# Directive:
Transcribe each record below word for word.

==== Listing

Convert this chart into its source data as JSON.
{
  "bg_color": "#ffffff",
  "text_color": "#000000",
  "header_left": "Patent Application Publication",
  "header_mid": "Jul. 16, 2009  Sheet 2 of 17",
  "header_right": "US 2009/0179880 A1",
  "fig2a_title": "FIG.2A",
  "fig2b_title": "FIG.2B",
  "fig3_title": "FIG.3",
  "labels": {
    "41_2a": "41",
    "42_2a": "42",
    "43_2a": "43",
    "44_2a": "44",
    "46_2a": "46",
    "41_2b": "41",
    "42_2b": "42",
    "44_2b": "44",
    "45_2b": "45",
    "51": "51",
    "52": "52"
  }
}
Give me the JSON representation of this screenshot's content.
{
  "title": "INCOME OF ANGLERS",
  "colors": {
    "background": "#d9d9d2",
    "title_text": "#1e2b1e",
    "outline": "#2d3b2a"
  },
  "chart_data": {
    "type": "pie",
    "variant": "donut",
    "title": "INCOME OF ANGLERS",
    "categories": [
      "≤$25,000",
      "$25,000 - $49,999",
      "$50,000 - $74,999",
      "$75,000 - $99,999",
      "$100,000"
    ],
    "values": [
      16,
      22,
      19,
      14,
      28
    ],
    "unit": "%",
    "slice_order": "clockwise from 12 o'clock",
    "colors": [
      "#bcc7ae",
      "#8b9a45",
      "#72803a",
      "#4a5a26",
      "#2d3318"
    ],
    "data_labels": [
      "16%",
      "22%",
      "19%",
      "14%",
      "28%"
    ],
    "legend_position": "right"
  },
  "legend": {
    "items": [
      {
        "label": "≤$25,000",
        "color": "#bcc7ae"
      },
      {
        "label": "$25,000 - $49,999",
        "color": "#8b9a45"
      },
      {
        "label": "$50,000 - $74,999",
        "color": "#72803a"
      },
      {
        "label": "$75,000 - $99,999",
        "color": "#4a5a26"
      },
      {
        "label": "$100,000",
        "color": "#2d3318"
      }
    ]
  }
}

========

# Full answer:
Convert this chart into its source data as JSON.
{
  "bg_color": "#ffffff",
  "text_color": "#000000",
  "header_left": "Patent Application Publication",
  "header_mid": "Jul. 16, 2009  Sheet 2 of 17",
  "header_right": "US 2009/0179880 A1",
  "fig2a_title": "FIG.2A",
  "fig2b_title": "FIG.2B",
  "fig3_title": "FIG.3",
  "labels": {
    "41_2a": "41",
    "42_2a": "42",
    "43_2a": "43",
    "44_2a": "44",
    "46_2a": "46",
    "41_2b": "41",
    "42_2b": "42",
    "44_2b": "44",
    "45_2b": "45",
    "51": "51",
    "52": "52"
  }
}
Give me the JSON representation of this screenshot's content.
{
  "title": "INCOME OF ANGLERS",
  "colors": {
    "background": "#d9d9d2",
    "title_text": "#1e2b1e",
    "outline": "#2d3b2a"
  },
  "chart_data": {
    "type": "pie",
    "variant": "donut",
    "title": "INCOME OF ANGLERS",
    "categories": [
      "≤$25,000",
      "$25,000 - $49,999",
      "$50,000 - $74,999",
      "$75,000 - $99,999",
      "$100,000"
    ],
    "values": [
      16,
      22,
      19,
      14,
      28
    ],
    "unit": "%",
    "slice_order": "clockwise from 12 o'clock",
    "colors": [
      "#bcc7ae",
      "#8b9a45",
      "#72803a",
      "#4a5a26",
      "#2d3318"
    ],
    "data_labels": [
      "16%",
      "22%",
      "19%",
      "14%",
      "28%"
    ],
    "legend_position": "right"
  },
  "legend": {
    "items": [
      {
        "label": "≤$25,000",
        "color": "#bcc7ae"
      },
      {
        "label": "$25,000 - $49,999",
        "color": "#8b9a45"
      },
      {
        "label": "$50,000 - $74,999",
        "color": "#72803a"
      },
      {
        "label": "$75,000 - $99,999",
        "color": "#4a5a26"
      },
      {
        "label": "$100,000",
        "color": "#2d3318"
      }
    ]
  }
}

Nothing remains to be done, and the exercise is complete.